Collection entries
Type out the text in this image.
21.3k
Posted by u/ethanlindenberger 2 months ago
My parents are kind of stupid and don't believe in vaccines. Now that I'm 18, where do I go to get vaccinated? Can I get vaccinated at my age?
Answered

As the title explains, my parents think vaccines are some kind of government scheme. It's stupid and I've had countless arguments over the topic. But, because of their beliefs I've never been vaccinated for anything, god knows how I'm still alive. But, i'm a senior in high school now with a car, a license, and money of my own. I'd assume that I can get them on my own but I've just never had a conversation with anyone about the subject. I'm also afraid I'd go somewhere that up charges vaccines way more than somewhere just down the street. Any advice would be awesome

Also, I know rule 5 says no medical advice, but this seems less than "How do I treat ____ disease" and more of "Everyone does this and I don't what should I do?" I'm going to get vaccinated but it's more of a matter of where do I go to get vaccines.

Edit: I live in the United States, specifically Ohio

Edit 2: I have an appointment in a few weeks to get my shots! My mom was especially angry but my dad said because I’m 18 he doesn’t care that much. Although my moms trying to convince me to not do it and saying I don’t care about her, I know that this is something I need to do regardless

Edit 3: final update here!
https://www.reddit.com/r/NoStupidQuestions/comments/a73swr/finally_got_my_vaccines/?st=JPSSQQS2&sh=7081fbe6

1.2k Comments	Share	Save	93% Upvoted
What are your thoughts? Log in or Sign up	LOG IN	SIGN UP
==
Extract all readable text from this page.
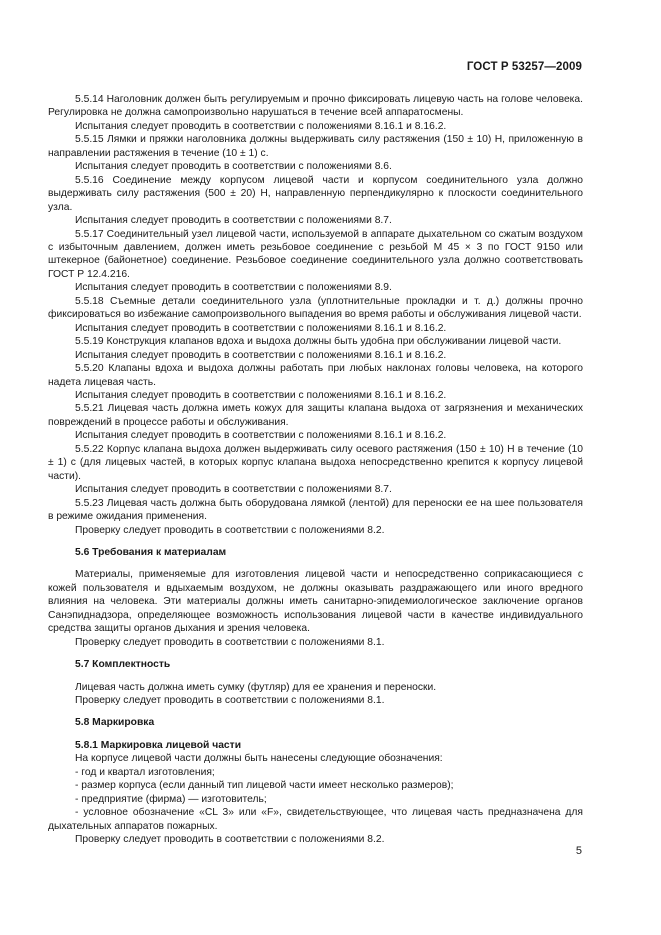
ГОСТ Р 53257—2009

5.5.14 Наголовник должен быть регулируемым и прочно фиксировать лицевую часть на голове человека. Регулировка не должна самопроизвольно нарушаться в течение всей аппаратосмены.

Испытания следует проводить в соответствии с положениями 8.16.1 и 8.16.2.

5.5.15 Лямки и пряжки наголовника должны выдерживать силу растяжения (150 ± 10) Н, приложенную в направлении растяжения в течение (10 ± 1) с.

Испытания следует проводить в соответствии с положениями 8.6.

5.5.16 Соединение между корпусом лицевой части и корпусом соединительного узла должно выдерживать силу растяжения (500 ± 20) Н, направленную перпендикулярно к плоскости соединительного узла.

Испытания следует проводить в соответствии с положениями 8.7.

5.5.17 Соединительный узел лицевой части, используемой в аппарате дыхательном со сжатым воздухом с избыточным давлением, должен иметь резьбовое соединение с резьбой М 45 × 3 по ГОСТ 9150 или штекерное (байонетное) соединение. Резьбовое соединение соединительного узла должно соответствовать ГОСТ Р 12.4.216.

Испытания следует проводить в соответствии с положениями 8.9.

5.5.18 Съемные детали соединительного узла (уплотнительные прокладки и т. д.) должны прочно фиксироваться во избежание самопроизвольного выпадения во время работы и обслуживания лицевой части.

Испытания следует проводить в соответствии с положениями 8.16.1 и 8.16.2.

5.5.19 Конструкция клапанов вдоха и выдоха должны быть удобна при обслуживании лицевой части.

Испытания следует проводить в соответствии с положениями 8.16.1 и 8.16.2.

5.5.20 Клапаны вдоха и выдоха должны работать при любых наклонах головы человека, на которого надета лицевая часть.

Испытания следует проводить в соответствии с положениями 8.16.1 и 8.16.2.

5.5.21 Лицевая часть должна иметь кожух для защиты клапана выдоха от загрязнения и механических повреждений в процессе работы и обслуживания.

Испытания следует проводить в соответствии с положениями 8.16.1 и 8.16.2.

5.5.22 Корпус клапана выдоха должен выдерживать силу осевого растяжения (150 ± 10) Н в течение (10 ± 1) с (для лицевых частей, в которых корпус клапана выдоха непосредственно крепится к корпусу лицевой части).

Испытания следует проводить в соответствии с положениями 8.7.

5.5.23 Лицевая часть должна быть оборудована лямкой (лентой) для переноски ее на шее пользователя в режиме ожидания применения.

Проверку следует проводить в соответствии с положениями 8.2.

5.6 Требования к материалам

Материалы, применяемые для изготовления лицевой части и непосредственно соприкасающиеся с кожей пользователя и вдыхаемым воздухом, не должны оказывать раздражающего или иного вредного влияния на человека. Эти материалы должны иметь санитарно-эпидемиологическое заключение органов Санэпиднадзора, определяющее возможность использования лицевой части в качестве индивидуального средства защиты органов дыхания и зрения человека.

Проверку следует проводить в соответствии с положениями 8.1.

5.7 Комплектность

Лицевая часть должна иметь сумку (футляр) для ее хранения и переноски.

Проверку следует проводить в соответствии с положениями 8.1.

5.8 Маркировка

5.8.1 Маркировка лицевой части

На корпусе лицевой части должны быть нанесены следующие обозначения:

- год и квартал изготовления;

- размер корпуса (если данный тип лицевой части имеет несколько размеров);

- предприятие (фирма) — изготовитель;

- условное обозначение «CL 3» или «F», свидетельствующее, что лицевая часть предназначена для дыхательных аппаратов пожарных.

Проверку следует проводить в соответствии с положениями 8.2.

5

● **What is expected**
Each line in the entries above that includes the string "вдоха" should be extracted.

● **Solution to this task**
5.5.19 Конструкция клапанов вдоха и выдоха должны быть удобна при обслуживании лицевой части.
5.5.20 Клапаны вдоха и выдоха должны работать при любых наклонах головы человека, на которого надета лицевая часть.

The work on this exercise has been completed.